- **Record set**:
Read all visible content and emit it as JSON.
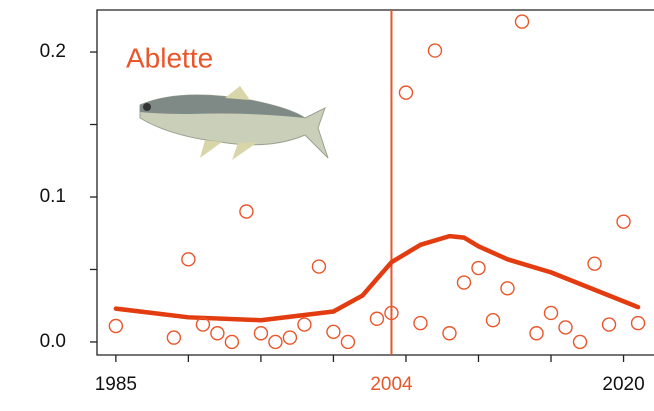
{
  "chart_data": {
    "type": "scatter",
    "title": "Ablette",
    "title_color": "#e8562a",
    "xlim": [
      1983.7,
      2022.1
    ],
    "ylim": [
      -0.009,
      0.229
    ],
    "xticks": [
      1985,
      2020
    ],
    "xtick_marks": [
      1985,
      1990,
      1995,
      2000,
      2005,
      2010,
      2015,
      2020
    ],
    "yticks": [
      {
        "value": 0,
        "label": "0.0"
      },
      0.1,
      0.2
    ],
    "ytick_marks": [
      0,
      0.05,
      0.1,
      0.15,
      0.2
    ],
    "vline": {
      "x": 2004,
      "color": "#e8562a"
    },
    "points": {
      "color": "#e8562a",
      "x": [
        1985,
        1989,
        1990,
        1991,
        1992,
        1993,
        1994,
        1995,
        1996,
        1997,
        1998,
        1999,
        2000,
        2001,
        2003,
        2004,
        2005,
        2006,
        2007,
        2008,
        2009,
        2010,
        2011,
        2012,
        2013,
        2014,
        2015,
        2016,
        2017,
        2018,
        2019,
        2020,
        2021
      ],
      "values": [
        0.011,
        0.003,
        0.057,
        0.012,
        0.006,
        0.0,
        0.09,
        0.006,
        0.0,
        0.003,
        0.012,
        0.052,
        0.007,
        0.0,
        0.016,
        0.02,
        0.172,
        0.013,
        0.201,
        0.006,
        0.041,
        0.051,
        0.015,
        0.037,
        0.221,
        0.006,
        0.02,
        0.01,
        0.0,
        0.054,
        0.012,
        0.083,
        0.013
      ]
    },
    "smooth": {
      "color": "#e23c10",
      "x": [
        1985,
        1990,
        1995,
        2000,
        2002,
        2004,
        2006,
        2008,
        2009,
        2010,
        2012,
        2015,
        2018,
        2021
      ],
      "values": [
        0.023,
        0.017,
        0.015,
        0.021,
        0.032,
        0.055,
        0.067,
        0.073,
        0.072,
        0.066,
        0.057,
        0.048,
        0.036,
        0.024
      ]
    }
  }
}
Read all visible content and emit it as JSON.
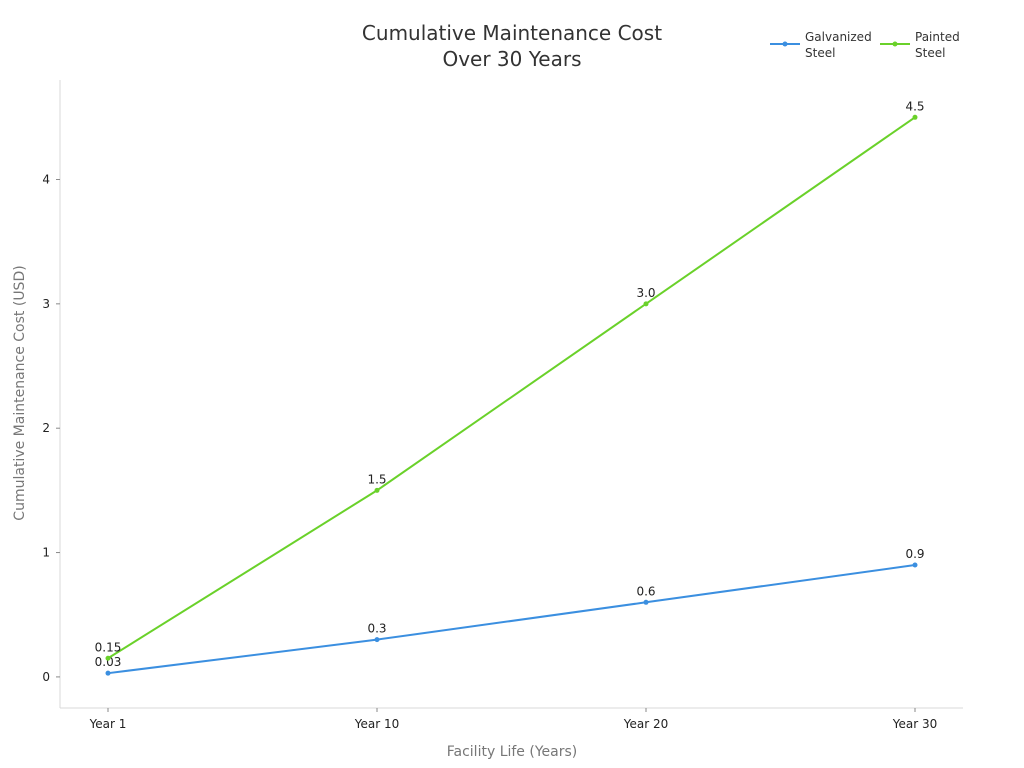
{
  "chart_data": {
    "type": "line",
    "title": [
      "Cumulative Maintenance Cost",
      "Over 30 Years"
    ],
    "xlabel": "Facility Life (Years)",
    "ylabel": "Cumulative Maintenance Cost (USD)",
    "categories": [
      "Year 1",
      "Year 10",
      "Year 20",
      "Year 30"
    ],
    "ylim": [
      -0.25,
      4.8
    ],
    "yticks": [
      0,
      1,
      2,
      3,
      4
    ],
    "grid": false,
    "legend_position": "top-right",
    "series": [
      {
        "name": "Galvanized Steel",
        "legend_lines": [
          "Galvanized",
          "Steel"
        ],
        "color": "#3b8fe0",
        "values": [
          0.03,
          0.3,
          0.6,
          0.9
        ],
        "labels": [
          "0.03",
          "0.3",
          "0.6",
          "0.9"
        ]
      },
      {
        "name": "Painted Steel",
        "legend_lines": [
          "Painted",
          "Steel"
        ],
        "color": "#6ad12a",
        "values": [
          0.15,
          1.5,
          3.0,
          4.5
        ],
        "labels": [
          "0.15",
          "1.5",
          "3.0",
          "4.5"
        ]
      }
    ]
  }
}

- **What to work on**: Take the entries shown above and quote them verbatim, passing over the pictures.

- **Exercise solution**:
Read all visible content and emit it as JSON.
{
  "chart_data": {
    "type": "scatter",
    "title": "Ablette",
    "title_color": "#e8562a",
    "xlim": [
      1983.7,
      2022.1
    ],
    "ylim": [
      -0.009,
      0.229
    ],
    "xticks": [
      1985,
      2020
    ],
    "xtick_marks": [
      1985,
      1990,
      1995,
      2000,
      2005,
      2010,
      2015,
      2020
    ],
    "yticks": [
      {
        "value": 0,
        "label": "0.0"
      },
      0.1,
      0.2
    ],
    "ytick_marks": [
      0,
      0.05,
      0.1,
      0.15,
      0.2
    ],
    "vline": {
      "x": 2004,
      "color": "#e8562a"
    },
    "points": {
      "color": "#e8562a",
      "x": [
        1985,
        1989,
        1990,
        1991,
        1992,
        1993,
        1994,
        1995,
        1996,
        1997,
        1998,
        1999,
        2000,
        2001,
        2003,
        2004,
        2005,
        2006,
        2007,
        2008,
        2009,
        2010,
        2011,
        2012,
        2013,
        2014,
        2015,
        2016,
        2017,
        2018,
        2019,
        2020,
        2021
      ],
      "values": [
        0.011,
        0.003,
        0.057,
        0.012,
        0.006,
        0.0,
        0.09,
        0.006,
        0.0,
        0.003,
        0.012,
        0.052,
        0.007,
        0.0,
        0.016,
        0.02,
        0.172,
        0.013,
        0.201,
        0.006,
        0.041,
        0.051,
        0.015,
        0.037,
        0.221,
        0.006,
        0.02,
        0.01,
        0.0,
        0.054,
        0.012,
        0.083,
        0.013
      ]
    },
    "smooth": {
      "color": "#e23c10",
      "x": [
        1985,
        1990,
        1995,
        2000,
        2002,
        2004,
        2006,
        2008,
        2009,
        2010,
        2012,
        2015,
        2018,
        2021
      ],
      "values": [
        0.023,
        0.017,
        0.015,
        0.021,
        0.032,
        0.055,
        0.067,
        0.073,
        0.072,
        0.066,
        0.057,
        0.048,
        0.036,
        0.024
      ]
    }
  }
}
Read all visible content and emit it as JSON.
{
  "chart_data": {
    "type": "line",
    "title": [
      "Cumulative Maintenance Cost",
      "Over 30 Years"
    ],
    "xlabel": "Facility Life (Years)",
    "ylabel": "Cumulative Maintenance Cost (USD)",
    "categories": [
      "Year 1",
      "Year 10",
      "Year 20",
      "Year 30"
    ],
    "ylim": [
      -0.25,
      4.8
    ],
    "yticks": [
      0,
      1,
      2,
      3,
      4
    ],
    "grid": false,
    "legend_position": "top-right",
    "series": [
      {
        "name": "Galvanized Steel",
        "legend_lines": [
          "Galvanized",
          "Steel"
        ],
        "color": "#3b8fe0",
        "values": [
          0.03,
          0.3,
          0.6,
          0.9
        ],
        "labels": [
          "0.03",
          "0.3",
          "0.6",
          "0.9"
        ]
      },
      {
        "name": "Painted Steel",
        "legend_lines": [
          "Painted",
          "Steel"
        ],
        "color": "#6ad12a",
        "values": [
          0.15,
          1.5,
          3.0,
          4.5
        ],
        "labels": [
          "0.15",
          "1.5",
          "3.0",
          "4.5"
        ]
      }
    ]
  }
}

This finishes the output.